#### Provided data ####
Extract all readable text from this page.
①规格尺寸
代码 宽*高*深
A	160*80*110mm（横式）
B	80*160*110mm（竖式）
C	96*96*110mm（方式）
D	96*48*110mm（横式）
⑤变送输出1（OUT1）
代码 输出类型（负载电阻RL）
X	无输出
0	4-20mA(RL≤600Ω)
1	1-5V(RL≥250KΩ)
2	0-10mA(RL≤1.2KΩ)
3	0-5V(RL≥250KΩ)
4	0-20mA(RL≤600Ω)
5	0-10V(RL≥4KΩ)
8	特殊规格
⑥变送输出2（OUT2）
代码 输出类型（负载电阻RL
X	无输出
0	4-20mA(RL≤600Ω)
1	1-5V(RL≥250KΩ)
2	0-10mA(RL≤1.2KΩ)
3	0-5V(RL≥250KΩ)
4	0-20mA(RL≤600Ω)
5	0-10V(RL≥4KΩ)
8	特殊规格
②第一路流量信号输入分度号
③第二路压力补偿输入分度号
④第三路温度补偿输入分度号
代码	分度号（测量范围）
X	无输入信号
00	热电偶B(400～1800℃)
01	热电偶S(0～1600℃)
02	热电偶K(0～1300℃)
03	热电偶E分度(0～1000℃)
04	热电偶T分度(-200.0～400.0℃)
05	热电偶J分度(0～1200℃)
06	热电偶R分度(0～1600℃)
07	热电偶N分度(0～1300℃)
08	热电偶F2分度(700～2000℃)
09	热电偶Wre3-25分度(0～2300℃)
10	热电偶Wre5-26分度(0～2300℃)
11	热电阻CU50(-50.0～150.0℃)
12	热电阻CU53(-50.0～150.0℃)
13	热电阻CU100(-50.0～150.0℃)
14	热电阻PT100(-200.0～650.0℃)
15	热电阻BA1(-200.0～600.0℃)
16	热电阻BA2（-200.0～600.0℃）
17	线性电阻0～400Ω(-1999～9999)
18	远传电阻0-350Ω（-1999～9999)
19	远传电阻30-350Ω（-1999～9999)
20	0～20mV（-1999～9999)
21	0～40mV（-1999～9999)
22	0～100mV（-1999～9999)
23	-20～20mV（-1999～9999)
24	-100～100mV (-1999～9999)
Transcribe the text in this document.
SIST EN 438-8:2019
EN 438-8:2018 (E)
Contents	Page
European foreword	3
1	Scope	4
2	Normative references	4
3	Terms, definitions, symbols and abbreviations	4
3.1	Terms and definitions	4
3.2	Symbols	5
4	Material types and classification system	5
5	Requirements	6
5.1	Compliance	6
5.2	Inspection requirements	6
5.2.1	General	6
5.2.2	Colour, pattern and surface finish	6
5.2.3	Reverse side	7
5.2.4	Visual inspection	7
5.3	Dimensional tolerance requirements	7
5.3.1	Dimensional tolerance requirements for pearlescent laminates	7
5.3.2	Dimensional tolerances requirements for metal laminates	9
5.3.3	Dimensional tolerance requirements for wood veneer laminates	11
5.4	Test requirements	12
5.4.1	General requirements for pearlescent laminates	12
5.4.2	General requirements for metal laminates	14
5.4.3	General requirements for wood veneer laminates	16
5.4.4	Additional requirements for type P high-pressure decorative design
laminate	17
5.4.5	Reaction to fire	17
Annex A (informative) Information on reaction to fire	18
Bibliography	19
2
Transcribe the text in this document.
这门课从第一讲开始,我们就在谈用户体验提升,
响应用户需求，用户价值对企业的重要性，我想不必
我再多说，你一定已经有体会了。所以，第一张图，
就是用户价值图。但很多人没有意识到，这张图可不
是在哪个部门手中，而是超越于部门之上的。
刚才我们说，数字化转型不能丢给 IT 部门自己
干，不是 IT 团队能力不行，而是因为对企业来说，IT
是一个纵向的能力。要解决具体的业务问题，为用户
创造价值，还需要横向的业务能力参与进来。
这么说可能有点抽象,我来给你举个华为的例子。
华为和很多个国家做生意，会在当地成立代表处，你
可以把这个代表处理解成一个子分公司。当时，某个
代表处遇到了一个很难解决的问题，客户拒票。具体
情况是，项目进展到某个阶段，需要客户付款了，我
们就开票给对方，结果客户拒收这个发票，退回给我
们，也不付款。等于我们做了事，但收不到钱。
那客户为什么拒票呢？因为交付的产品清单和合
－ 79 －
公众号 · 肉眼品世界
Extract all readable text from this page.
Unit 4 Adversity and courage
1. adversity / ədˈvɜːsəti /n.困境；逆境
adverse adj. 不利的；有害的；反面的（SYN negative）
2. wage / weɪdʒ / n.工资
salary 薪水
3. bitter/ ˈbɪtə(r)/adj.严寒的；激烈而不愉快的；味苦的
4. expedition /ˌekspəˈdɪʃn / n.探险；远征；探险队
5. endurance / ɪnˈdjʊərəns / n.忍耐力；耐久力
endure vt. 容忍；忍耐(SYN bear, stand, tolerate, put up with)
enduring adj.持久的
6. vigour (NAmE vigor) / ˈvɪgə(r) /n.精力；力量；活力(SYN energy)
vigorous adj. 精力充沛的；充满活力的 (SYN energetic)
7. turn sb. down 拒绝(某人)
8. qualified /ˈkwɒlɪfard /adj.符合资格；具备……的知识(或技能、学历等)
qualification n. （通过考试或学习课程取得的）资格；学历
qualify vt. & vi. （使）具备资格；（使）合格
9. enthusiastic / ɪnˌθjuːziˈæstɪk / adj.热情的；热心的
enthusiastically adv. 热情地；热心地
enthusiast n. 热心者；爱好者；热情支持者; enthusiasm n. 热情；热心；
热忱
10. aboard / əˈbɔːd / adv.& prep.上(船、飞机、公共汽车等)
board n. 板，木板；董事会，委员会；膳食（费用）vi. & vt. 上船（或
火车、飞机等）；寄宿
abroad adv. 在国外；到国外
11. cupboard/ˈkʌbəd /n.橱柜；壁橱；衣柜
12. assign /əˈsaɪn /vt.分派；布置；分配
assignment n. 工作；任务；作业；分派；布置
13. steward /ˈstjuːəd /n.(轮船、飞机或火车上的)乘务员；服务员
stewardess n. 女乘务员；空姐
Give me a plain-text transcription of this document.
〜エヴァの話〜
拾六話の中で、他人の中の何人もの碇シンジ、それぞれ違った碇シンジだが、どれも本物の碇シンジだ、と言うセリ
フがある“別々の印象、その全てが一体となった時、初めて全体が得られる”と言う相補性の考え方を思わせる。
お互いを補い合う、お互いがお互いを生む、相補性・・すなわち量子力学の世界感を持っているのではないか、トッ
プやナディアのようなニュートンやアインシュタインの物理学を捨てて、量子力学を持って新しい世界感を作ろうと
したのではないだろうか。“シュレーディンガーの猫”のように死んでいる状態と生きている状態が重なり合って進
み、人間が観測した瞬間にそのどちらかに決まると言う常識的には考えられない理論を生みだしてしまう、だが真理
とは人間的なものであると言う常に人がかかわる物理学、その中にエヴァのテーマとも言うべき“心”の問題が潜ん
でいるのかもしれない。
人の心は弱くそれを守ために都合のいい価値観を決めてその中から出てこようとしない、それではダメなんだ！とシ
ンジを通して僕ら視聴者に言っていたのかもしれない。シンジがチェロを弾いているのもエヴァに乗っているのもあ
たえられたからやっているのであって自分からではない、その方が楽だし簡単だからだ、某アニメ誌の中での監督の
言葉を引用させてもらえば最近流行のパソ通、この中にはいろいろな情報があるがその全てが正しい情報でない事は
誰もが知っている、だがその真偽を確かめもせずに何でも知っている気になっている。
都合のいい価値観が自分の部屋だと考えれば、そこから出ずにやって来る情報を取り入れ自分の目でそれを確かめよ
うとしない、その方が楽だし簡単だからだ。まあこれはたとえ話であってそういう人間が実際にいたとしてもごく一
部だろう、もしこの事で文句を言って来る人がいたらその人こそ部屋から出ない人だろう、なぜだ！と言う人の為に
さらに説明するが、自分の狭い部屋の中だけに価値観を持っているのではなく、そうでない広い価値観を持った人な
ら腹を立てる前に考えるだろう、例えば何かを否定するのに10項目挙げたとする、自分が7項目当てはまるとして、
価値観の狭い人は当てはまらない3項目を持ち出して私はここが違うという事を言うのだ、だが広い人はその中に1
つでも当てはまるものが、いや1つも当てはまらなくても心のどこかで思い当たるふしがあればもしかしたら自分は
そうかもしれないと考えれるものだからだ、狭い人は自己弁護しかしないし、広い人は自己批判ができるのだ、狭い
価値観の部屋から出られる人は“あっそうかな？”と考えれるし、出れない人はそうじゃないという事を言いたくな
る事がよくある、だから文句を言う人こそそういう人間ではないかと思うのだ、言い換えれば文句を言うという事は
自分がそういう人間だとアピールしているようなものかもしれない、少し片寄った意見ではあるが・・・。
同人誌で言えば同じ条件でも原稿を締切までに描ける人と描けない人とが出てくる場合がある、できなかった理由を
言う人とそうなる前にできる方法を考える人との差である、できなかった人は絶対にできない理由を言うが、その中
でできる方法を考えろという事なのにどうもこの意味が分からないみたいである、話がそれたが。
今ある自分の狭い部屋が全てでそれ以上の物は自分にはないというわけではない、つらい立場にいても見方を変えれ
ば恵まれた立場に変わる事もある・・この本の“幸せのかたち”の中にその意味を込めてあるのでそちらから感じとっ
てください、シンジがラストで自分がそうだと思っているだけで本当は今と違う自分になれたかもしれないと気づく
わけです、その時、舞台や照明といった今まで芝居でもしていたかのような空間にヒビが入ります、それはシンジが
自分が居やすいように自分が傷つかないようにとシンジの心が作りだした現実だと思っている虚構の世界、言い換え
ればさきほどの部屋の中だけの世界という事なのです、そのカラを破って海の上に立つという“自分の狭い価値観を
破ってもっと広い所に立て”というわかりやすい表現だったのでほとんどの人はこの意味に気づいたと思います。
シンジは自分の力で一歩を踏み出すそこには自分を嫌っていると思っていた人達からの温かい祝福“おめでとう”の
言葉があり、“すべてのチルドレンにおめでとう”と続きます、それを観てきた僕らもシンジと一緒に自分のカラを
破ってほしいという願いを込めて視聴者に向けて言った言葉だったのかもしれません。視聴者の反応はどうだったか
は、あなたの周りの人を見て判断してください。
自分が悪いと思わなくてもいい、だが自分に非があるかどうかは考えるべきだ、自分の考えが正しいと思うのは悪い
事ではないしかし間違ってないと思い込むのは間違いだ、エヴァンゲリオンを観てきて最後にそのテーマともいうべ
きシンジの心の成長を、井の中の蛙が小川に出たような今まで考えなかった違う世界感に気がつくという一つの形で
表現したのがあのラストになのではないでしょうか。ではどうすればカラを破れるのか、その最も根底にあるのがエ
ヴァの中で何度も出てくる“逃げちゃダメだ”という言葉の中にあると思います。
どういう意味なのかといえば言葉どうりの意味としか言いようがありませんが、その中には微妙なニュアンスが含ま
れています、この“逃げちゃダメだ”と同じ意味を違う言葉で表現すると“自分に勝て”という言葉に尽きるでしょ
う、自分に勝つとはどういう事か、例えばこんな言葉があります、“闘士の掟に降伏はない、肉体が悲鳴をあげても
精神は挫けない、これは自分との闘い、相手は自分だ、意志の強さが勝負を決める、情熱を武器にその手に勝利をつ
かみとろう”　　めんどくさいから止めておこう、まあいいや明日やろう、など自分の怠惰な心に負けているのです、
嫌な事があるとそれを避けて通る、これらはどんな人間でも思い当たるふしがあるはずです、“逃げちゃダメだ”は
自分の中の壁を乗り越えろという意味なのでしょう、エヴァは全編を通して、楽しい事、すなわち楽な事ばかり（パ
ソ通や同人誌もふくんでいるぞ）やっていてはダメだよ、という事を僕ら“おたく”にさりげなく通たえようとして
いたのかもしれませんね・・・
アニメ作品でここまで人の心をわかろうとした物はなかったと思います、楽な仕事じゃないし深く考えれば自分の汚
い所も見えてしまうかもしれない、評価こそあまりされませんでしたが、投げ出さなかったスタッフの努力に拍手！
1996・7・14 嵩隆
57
####
▸ **Written exercise**: Locate and copy each line in the data above that includes the word "pearlescent".

▸ **Result for this exercise**:
5.3.1	Dimensional tolerance requirements for pearlescent laminates	7
5.4.1	General requirements for pearlescent laminates	12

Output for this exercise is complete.